Wherever the string "Episode" occurs in a line of these records, report that line.

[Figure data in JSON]
------------------------------------

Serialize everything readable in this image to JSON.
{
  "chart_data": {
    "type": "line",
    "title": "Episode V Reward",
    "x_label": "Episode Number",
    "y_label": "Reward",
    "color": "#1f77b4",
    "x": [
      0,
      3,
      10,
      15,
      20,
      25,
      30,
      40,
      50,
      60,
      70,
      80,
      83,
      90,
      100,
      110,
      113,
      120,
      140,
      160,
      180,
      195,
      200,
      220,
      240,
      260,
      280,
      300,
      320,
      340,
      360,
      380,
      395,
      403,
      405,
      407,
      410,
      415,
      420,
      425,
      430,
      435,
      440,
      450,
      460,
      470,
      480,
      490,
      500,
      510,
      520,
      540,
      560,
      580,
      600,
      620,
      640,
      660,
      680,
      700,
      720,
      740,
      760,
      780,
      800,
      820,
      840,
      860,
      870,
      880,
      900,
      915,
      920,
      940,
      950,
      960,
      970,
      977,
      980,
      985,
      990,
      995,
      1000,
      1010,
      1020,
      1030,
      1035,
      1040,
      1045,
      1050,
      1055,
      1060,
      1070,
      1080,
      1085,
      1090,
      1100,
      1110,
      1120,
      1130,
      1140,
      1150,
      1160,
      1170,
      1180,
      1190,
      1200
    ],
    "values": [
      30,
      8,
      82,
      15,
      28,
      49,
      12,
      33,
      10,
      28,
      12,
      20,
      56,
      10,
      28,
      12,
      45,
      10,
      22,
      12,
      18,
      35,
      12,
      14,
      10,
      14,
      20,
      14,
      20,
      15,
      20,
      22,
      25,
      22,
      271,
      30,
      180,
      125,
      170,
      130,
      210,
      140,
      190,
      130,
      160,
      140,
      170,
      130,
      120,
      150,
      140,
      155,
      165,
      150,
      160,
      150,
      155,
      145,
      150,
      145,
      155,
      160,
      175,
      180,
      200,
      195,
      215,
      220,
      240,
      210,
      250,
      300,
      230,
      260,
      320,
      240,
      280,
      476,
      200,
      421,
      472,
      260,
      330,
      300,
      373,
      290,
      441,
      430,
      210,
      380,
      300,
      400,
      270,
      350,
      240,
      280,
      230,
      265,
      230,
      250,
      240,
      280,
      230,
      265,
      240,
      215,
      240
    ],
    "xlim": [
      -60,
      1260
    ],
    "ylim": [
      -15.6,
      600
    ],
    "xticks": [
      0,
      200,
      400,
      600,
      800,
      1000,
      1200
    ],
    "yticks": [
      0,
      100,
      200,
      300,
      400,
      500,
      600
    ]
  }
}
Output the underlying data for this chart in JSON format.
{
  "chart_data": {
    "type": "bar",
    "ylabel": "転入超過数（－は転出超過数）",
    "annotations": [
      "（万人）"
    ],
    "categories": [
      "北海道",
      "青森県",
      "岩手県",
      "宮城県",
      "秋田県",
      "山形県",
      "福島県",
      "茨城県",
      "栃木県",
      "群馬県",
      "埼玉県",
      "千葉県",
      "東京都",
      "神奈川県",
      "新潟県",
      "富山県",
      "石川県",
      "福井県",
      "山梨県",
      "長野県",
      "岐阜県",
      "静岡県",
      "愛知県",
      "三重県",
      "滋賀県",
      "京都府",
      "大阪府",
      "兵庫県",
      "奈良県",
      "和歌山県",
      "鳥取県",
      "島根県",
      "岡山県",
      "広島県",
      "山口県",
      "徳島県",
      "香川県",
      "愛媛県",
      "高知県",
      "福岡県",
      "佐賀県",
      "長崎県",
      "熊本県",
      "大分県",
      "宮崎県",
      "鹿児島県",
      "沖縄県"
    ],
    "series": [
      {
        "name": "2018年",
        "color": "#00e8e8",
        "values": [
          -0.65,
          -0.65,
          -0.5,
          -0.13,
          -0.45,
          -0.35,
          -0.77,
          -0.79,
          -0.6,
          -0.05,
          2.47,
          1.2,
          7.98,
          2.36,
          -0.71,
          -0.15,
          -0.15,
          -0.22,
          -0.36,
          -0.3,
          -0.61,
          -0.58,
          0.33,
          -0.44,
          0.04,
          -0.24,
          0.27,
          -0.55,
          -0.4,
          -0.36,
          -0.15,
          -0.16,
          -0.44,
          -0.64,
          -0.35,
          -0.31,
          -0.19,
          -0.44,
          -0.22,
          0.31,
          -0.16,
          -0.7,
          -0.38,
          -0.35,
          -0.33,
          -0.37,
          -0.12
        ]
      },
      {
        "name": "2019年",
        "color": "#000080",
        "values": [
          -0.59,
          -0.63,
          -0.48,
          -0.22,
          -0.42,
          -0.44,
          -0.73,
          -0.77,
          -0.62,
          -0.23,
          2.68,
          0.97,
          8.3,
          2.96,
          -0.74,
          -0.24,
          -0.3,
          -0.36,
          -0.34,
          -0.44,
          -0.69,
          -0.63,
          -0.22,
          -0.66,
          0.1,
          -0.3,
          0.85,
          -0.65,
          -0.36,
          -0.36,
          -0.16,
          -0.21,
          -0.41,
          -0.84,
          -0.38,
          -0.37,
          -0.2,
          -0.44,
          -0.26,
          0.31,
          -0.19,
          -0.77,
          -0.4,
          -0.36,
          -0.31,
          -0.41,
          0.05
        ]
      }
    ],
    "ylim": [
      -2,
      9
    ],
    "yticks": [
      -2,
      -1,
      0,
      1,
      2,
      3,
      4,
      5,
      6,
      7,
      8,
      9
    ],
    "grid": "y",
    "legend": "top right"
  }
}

------------------------------------

### Answer for this exercise
    "title": "Episode V Reward",
    "x_label": "Episode Number",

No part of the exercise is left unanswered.